> _Given task_
Transcribe the lines of the listing verbatim, starting at the line that contains "- tab-label: الرئيسية: [424, 883, 463, 896]" and ending at the line that contains "- tab-home[interactable]: الرئيسية: [380, 841, 507, 900]", with both of those lines included.

# start of Information given

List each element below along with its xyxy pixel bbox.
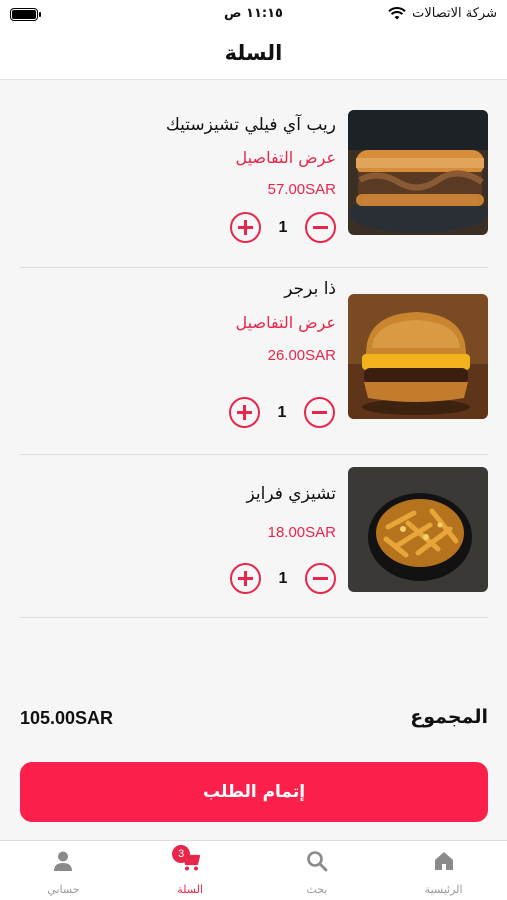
- tab-label: الرئيسية: [424, 883, 463, 896]
- order-total: المجموع 105.00SAR: [20, 706, 488, 736]
- search-icon: [307, 851, 328, 872]
- decrease-quantity-button[interactable]: [305, 212, 336, 243]
- status-time: ١١:١٥ ص: [224, 6, 283, 21]
- status-bar: ١١:١٥ ص شركة الاتصالات: [0, 0, 507, 30]
- item-price: 26.00SAR: [267, 347, 336, 364]
- checkout-button[interactable]: إتمام الطلب: [20, 762, 488, 822]
- cart-count-badge: 3: [172, 845, 191, 863]
- item-image-fries[interactable]: [348, 467, 488, 592]
- tab-home[interactable]: الرئيسية: [380, 841, 507, 900]
- item-price: 18.00SAR: [267, 524, 336, 541]
- tab-account[interactable]: حسابي: [0, 841, 127, 900]
- decrease-quantity-button[interactable]: [305, 563, 336, 594]
- user-icon: [54, 851, 73, 871]
- quantity-stepper: 1: [230, 212, 336, 243]
- total-value: 105.00SAR: [20, 708, 114, 728]
- tab-label: بحث: [306, 883, 328, 896]
- wifi-icon: [388, 6, 406, 19]
- increase-quantity-button[interactable]: [229, 397, 260, 428]
- view-details-link[interactable]: عرض التفاصيل: [236, 306, 336, 340]
- item-name: تشيزي فرايز: [246, 484, 336, 504]
- page-header: السلة: [0, 30, 507, 80]
- tab-label: حسابي: [47, 883, 80, 896]
- decrease-quantity-button[interactable]: [304, 397, 335, 428]
- quantity-stepper: 1: [229, 397, 335, 428]
- cart-item: ريب آي فيلي تشيزستيك عرض التفاصيل 57.00S…: [20, 110, 488, 268]
- item-name: ذا برجر: [284, 279, 336, 299]
- battery-icon: [10, 8, 41, 21]
- page-title: السلة: [224, 41, 283, 65]
- quantity-stepper: 1: [230, 563, 336, 594]
- view-details-link[interactable]: عرض التفاصيل: [166, 142, 336, 174]
- tab-search[interactable]: بحث: [254, 841, 381, 900]
- item-price: 57.00SAR: [267, 181, 336, 198]
- cart-icon-wrapper: 3: [172, 845, 202, 873]
- bottom-tab-bar: الرئيسية بحث 3 السلة حسابي: [0, 840, 507, 900]
- status-carrier: شركة الاتصالات: [388, 6, 497, 21]
- quantity-value: 1: [278, 569, 288, 587]
- carrier-name: شركة الاتصالات: [412, 6, 497, 21]
- quantity-value: 1: [277, 403, 287, 421]
- cart-item: تشيزي فرايز 18.00SAR 1: [20, 455, 488, 618]
- increase-quantity-button[interactable]: [230, 563, 261, 594]
- item-image-burger[interactable]: [348, 294, 488, 419]
- tab-label: السلة: [177, 883, 203, 896]
- tab-cart[interactable]: 3 السلة: [127, 841, 254, 900]
- home-icon: [434, 852, 453, 870]
- total-label: المجموع: [410, 706, 488, 728]
- item-name: ريب آي فيلي تشيزستيك: [165, 115, 336, 135]
- quantity-value: 1: [278, 218, 288, 236]
- item-image-cheesesteak[interactable]: [348, 110, 488, 235]
- increase-quantity-button[interactable]: [230, 212, 261, 243]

# end of Information given

> _Finished exercise_
- tab-label: الرئيسية: [424, 883, 463, 896]
- order-total: المجموع 105.00SAR: [20, 706, 488, 736]
- search-icon: [307, 851, 328, 872]
- decrease-quantity-button[interactable]: [305, 212, 336, 243]
- status-time: ١١:١٥ ص: [224, 6, 283, 21]
- status-bar: ١١:١٥ ص شركة الاتصالات: [0, 0, 507, 30]
- item-price: 26.00SAR: [267, 347, 336, 364]
- checkout-button[interactable]: إتمام الطلب: [20, 762, 488, 822]
- cart-count-badge: 3: [172, 845, 191, 863]
- item-image-fries[interactable]: [348, 467, 488, 592]
- tab-home[interactable]: الرئيسية: [380, 841, 507, 900]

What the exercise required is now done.